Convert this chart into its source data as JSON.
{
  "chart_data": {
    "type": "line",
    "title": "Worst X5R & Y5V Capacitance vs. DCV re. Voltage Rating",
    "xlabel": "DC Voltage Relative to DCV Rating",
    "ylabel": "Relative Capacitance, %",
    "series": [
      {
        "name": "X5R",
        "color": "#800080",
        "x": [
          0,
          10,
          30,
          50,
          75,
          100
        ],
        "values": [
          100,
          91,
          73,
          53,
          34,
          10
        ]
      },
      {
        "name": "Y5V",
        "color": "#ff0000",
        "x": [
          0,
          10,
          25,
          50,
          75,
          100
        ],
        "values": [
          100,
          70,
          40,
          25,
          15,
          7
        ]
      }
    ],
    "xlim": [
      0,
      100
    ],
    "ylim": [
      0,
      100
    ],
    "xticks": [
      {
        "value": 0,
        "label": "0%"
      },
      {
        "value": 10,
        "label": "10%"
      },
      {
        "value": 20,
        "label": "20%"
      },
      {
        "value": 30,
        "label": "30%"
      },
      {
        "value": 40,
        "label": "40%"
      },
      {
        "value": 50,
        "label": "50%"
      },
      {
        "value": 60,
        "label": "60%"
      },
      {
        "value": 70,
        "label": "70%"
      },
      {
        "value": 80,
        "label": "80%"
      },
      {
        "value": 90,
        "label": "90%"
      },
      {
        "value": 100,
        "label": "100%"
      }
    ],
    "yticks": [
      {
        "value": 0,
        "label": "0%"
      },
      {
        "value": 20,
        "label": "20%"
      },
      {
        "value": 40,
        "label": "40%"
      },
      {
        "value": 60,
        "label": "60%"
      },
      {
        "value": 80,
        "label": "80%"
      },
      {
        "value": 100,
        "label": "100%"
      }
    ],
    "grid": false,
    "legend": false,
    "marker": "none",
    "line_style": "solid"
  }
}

▶ What the task asks
All of the data needs to be reproduced exactly, with no line missing.

▶ Task output
Convert this chart into its source data as JSON.
{
  "chart_data": {
    "type": "line",
    "title": "Worst X5R & Y5V Capacitance vs. DCV re. Voltage Rating",
    "xlabel": "DC Voltage Relative to DCV Rating",
    "ylabel": "Relative Capacitance, %",
    "series": [
      {
        "name": "X5R",
        "color": "#800080",
        "x": [
          0,
          10,
          30,
          50,
          75,
          100
        ],
        "values": [
          100,
          91,
          73,
          53,
          34,
          10
        ]
      },
      {
        "name": "Y5V",
        "color": "#ff0000",
        "x": [
          0,
          10,
          25,
          50,
          75,
          100
        ],
        "values": [
          100,
          70,
          40,
          25,
          15,
          7
        ]
      }
    ],
    "xlim": [
      0,
      100
    ],
    "ylim": [
      0,
      100
    ],
    "xticks": [
      {
        "value": 0,
        "label": "0%"
      },
      {
        "value": 10,
        "label": "10%"
      },
      {
        "value": 20,
        "label": "20%"
      },
      {
        "value": 30,
        "label": "30%"
      },
      {
        "value": 40,
        "label": "40%"
      },
      {
        "value": 50,
        "label": "50%"
      },
      {
        "value": 60,
        "label": "60%"
      },
      {
        "value": 70,
        "label": "70%"
      },
      {
        "value": 80,
        "label": "80%"
      },
      {
        "value": 90,
        "label": "90%"
      },
      {
        "value": 100,
        "label": "100%"
      }
    ],
    "yticks": [
      {
        "value": 0,
        "label": "0%"
      },
      {
        "value": 20,
        "label": "20%"
      },
      {
        "value": 40,
        "label": "40%"
      },
      {
        "value": 60,
        "label": "60%"
      },
      {
        "value": 80,
        "label": "80%"
      },
      {
        "value": 100,
        "label": "100%"
      }
    ],
    "grid": false,
    "legend": false,
    "marker": "none",
    "line_style": "solid"
  }
}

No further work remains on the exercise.